WHAT YOU SHOULD DO. Pictures do not belong in the copy; restate the records below word for word.

-----

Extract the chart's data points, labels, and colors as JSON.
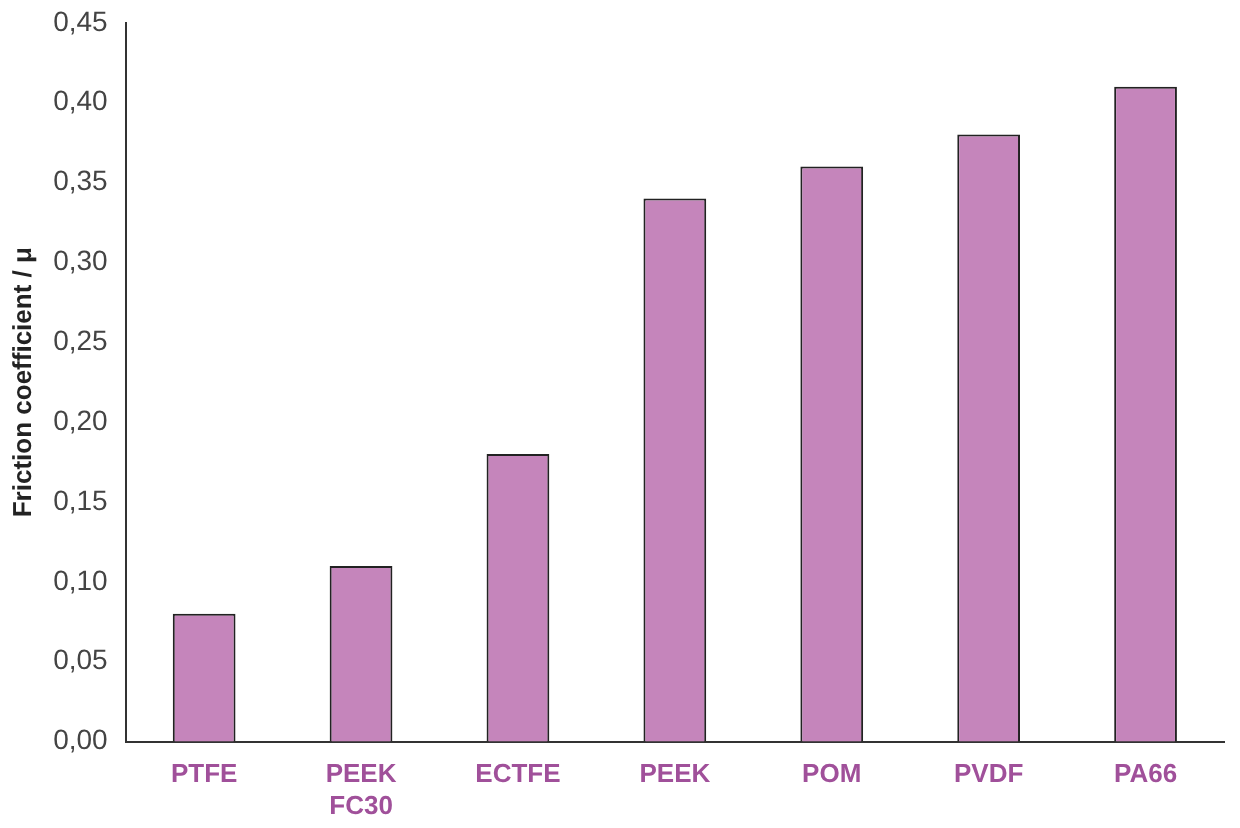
{
  "chart_data": {
    "type": "bar",
    "ylabel": "Friction coefficient / μ",
    "categories": [
      "PTFE",
      "PEEK FC30",
      "ECTFE",
      "PEEK",
      "POM",
      "PVDF",
      "PA66"
    ],
    "values": [
      0.08,
      0.11,
      0.18,
      0.34,
      0.36,
      0.38,
      0.41
    ],
    "color": "#c585bb",
    "ylim": [
      0,
      0.45
    ],
    "yticks": [
      {
        "value": 0,
        "label": "0,00"
      },
      {
        "value": 0.05,
        "label": "0,05"
      },
      {
        "value": 0.1,
        "label": "0,10"
      },
      {
        "value": 0.15,
        "label": "0,15"
      },
      {
        "value": 0.2,
        "label": "0,20"
      },
      {
        "value": 0.25,
        "label": "0,25"
      },
      {
        "value": 0.3,
        "label": "0,30"
      },
      {
        "value": 0.35,
        "label": "0,35"
      },
      {
        "value": 0.4,
        "label": "0,40"
      },
      {
        "value": 0.45,
        "label": "0,45"
      }
    ],
    "grid": false,
    "legend": false
  }
}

-----

ANSWER IN FULL.
Extract the chart's data points, labels, and colors as JSON.
{
  "chart_data": {
    "type": "bar",
    "ylabel": "Friction coefficient / μ",
    "categories": [
      "PTFE",
      "PEEK FC30",
      "ECTFE",
      "PEEK",
      "POM",
      "PVDF",
      "PA66"
    ],
    "values": [
      0.08,
      0.11,
      0.18,
      0.34,
      0.36,
      0.38,
      0.41
    ],
    "color": "#c585bb",
    "ylim": [
      0,
      0.45
    ],
    "yticks": [
      {
        "value": 0,
        "label": "0,00"
      },
      {
        "value": 0.05,
        "label": "0,05"
      },
      {
        "value": 0.1,
        "label": "0,10"
      },
      {
        "value": 0.15,
        "label": "0,15"
      },
      {
        "value": 0.2,
        "label": "0,20"
      },
      {
        "value": 0.25,
        "label": "0,25"
      },
      {
        "value": 0.3,
        "label": "0,30"
      },
      {
        "value": 0.35,
        "label": "0,35"
      },
      {
        "value": 0.4,
        "label": "0,40"
      },
      {
        "value": 0.45,
        "label": "0,45"
      }
    ],
    "grid": false,
    "legend": false
  }
}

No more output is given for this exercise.